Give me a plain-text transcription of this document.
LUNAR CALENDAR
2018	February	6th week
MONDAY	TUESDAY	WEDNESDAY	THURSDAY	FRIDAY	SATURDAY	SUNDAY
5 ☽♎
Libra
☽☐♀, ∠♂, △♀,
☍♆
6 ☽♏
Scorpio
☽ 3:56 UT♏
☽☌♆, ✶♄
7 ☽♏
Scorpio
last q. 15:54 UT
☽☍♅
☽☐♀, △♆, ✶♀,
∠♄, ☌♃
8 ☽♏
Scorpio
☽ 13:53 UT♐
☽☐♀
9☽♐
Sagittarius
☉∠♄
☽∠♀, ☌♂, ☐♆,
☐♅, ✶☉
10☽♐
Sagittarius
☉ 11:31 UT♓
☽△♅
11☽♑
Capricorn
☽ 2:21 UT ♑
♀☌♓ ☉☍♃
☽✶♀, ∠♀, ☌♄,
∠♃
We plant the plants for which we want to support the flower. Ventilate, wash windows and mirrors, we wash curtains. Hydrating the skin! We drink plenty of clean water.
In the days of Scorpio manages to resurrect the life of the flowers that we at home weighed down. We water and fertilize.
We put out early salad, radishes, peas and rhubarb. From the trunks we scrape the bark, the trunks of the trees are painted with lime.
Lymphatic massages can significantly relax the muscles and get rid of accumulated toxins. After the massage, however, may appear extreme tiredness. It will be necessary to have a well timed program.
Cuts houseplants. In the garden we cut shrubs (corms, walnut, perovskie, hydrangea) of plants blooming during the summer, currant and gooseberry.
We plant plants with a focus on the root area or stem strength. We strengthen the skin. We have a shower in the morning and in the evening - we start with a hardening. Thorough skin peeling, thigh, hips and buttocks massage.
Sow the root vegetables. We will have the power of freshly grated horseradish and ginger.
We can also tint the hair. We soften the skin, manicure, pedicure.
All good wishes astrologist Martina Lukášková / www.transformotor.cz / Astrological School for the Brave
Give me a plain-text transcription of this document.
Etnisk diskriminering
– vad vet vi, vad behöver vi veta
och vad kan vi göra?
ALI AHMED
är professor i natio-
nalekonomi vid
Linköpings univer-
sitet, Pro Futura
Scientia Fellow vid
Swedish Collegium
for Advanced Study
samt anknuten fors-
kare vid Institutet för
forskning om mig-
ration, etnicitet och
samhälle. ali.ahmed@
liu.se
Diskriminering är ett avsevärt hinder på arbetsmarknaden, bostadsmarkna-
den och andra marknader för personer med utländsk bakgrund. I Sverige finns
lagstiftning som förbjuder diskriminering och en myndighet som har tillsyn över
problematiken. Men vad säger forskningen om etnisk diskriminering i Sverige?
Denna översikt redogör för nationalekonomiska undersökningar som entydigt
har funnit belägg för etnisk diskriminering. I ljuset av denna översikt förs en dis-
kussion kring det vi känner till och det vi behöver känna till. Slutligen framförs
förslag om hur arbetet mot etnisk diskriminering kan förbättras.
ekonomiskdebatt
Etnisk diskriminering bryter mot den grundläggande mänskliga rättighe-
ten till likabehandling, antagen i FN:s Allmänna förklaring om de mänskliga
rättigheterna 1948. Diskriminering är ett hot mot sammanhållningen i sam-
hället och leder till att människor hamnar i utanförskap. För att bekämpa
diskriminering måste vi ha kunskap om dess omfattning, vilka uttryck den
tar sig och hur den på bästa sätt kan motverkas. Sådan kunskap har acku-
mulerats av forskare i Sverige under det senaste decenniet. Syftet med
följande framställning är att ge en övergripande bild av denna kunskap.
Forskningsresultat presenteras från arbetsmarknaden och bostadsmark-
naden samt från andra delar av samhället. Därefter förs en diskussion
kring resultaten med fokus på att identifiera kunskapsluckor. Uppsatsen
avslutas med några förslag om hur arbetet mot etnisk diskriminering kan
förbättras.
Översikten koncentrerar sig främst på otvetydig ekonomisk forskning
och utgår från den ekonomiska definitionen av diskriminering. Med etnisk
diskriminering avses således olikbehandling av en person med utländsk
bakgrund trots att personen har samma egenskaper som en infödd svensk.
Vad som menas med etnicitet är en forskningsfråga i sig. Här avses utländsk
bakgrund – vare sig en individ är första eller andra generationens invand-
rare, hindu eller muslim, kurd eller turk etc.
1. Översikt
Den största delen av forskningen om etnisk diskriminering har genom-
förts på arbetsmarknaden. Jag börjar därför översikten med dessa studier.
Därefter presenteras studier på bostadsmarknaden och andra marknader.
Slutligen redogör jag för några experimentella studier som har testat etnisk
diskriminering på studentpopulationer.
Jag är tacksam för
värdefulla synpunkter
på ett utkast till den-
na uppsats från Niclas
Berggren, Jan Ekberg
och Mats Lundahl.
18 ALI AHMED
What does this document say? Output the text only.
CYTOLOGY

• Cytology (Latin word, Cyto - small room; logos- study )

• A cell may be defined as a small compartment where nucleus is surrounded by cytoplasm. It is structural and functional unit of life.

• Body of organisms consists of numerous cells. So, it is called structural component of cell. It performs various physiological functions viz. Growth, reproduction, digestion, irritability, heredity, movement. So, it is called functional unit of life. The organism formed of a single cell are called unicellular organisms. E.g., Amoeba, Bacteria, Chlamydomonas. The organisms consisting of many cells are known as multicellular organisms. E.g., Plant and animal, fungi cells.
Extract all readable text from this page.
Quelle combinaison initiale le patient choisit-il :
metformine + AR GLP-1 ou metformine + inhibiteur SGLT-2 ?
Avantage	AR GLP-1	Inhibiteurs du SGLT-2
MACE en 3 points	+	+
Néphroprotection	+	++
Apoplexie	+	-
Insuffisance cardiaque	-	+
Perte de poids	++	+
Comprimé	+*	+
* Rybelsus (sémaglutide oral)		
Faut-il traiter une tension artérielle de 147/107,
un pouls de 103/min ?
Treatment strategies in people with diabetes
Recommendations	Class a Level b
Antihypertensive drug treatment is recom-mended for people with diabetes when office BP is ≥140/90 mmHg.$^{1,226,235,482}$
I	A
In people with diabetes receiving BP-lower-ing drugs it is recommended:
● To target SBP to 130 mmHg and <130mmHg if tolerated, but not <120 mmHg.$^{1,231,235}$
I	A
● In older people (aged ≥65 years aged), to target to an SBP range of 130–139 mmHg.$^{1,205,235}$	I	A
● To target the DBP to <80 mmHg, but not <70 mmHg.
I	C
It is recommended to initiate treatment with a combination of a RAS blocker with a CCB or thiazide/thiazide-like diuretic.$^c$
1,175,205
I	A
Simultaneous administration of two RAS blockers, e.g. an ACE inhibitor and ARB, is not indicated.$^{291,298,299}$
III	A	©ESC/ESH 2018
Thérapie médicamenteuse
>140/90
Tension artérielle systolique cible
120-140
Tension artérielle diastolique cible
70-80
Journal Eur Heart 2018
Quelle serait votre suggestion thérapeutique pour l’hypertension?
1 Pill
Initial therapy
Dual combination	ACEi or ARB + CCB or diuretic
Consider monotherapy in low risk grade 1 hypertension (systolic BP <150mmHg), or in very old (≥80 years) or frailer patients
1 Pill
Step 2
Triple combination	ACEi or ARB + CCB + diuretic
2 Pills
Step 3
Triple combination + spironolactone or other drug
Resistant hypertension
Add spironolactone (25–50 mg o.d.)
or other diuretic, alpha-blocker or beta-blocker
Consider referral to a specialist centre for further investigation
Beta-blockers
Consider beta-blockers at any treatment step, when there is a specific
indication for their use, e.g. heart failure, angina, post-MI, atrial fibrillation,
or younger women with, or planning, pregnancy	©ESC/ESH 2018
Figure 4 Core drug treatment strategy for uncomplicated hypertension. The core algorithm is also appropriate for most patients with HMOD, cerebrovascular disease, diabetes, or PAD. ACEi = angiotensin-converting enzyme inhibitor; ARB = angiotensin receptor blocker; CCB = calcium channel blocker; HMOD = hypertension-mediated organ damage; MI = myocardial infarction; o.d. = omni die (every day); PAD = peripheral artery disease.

__WHAT THIS TASK INVOLVES__. Check each line of the records for "Quelle" and copy the ones that contain it.

__ANSWER TO THIS EXERCISE__.
Quelle combinaison initiale le patient choisit-il :
Quelle serait votre suggestion thérapeutique pour l’hypertension?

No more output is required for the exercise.